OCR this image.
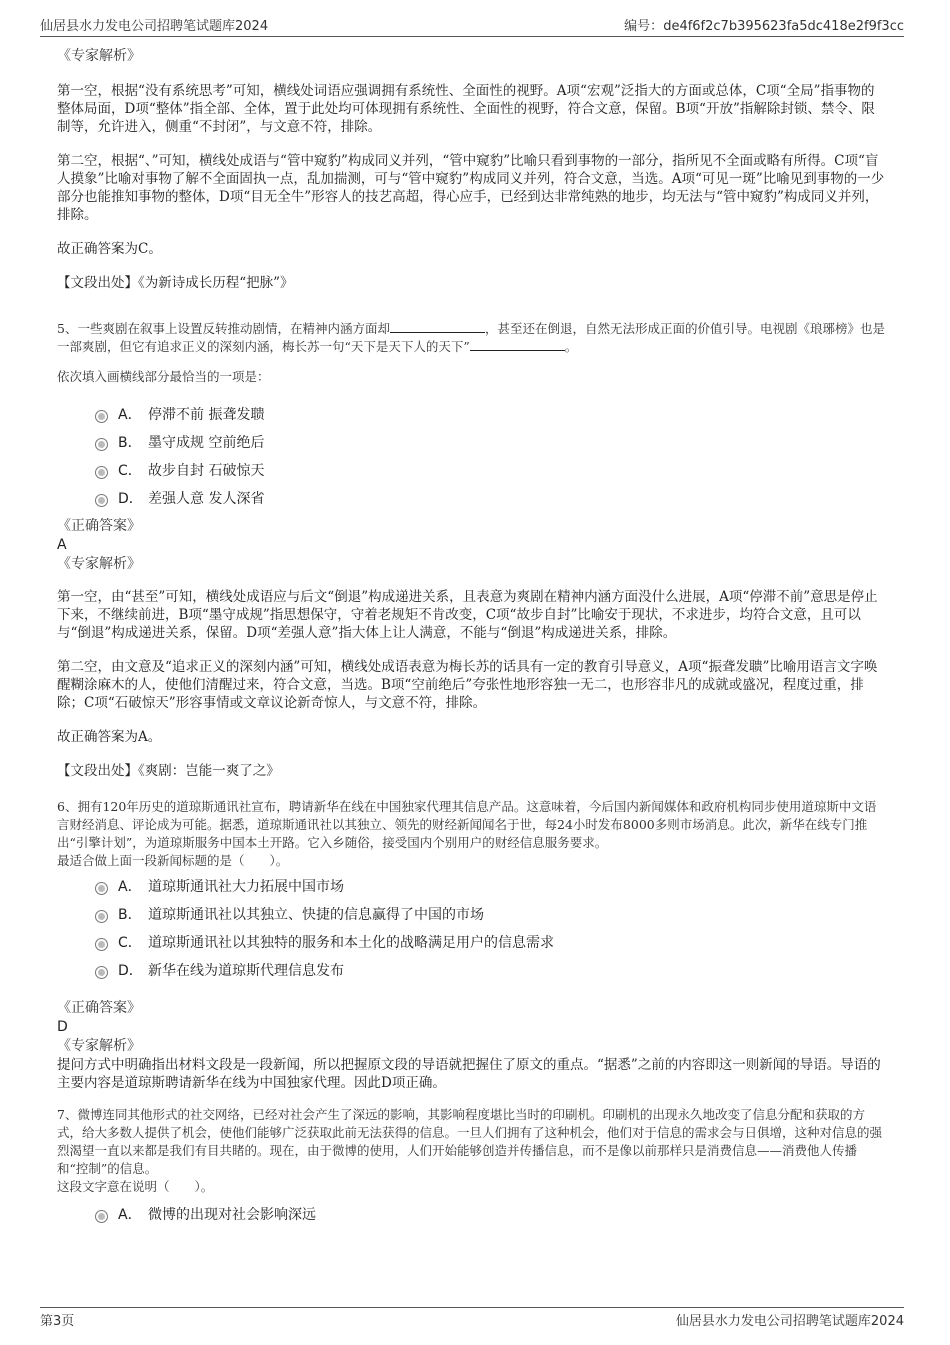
仙居县水力发电公司招聘笔试题库2024	编号：de4f6f2c7b395623fa5dc418e2f9f3cc

《专家解析》

第一空，根据“没有系统思考”可知，横线处词语应强调拥有系统性、全面性的视野。A项“宏观”泛指大的方面或总体，C项“全局”指事物的整体局面，D项“整体”指全部、全体，置于此处均可体现拥有系统性、全面性的视野，符合文意，保留。B项“开放”指解除封锁、禁令、限制等，允许进入，侧重“不封闭”，与文意不符，排除。

第二空，根据“、”可知，横线处成语与“管中窥豹”构成同义并列，“管中窥豹”比喻只看到事物的一部分，指所见不全面或略有所得。C项“盲人摸象”比喻对事物了解不全面固执一点，乱加揣测，可与“管中窥豹”构成同义并列，符合文意，当选。A项“可见一斑”比喻见到事物的一少部分也能推知事物的整体，D项“目无全牛”形容人的技艺高超，得心应手，已经到达非常纯熟的地步，均无法与“管中窥豹”构成同义并列，排除。

故正确答案为C。

【文段出处】《为新诗成长历程“把脉”》

5、一些爽剧在叙事上设置反转推动剧情，在精神内涵方面却	，甚至还在倒退，自然无法形成正面的价值引导。电视剧《琅琊榜》也是一部爽剧，但它有追求正义的深刻内涵，梅长苏一句“天下是天下人的天下”	。

依次填入画横线部分最恰当的一项是：

A． 停滞不前 振聋发聩
B． 墨守成规 空前绝后
C． 故步自封 石破惊天
D． 差强人意 发人深省

《正确答案》

A

《专家解析》

第一空，由“甚至”可知，横线处成语应与后文“倒退”构成递进关系，且表意为爽剧在精神内涵方面没什么进展，A项“停滞不前”意思是停止下来，不继续前进，B项“墨守成规”指思想保守，守着老规矩不肯改变，C项“故步自封”比喻安于现状，不求进步，均符合文意，且可以与“倒退”构成递进关系，保留。D项“差强人意”指大体上让人满意，不能与“倒退”构成递进关系，排除。

第二空，由文意及“追求正义的深刻内涵”可知，横线处成语表意为梅长苏的话具有一定的教育引导意义，A项“振聋发聩”比喻用语言文字唤醒糊涂麻木的人，使他们清醒过来，符合文意，当选。B项“空前绝后”夸张性地形容独一无二，也形容非凡的成就或盛况，程度过重，排除；C项“石破惊天”形容事情或文章议论新奇惊人，与文意不符，排除。

故正确答案为A。

【文段出处】《爽剧：岂能一爽了之》

6、拥有120年历史的道琼斯通讯社宣布，聘请新华在线在中国独家代理其信息产品。这意味着，今后国内新闻媒体和政府机构同步使用道琼斯中文语言财经消息、评论成为可能。据悉，道琼斯通讯社以其独立、领先的财经新闻闻名于世，每24小时发布8000多则市场消息。此次，新华在线专门推出“引擎计划”，为道琼斯服务中国本土开路。它入乡随俗，接受国内个别用户的财经信息服务要求。

最适合做上面一段新闻标题的是（　　）。

A． 道琼斯通讯社大力拓展中国市场
B． 道琼斯通讯社以其独立、快捷的信息赢得了中国的市场
C． 道琼斯通讯社以其独特的服务和本土化的战略满足用户的信息需求
D． 新华在线为道琼斯代理信息发布

《正确答案》

D

《专家解析》

提问方式中明确指出材料文段是一段新闻，所以把握原文段的导语就把握住了原文的重点。“据悉”之前的内容即这一则新闻的导语。导语的主要内容是道琼斯聘请新华在线为中国独家代理。因此D项正确。

7、微博连同其他形式的社交网络，已经对社会产生了深远的影响，其影响程度堪比当时的印刷机。印刷机的出现永久地改变了信息分配和获取的方式，给大多数人提供了机会，使他们能够广泛获取此前无法获得的信息。一旦人们拥有了这种机会，他们对于信息的需求会与日俱增，这种对信息的强烈渴望一直以来都是我们有目共睹的。现在，由于微博的使用，人们开始能够创造并传播信息，而不是像以前那样只是消费信息——消费他人传播和“控制”的信息。

这段文字意在说明（　　）。

A． 微博的出现对社会影响深远
第3页	仙居县水力发电公司招聘笔试题库2024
• • •
Set problem: Tally up the lines with the word "石破惊天" in them, and answer with that number by itself.

Written reply: 2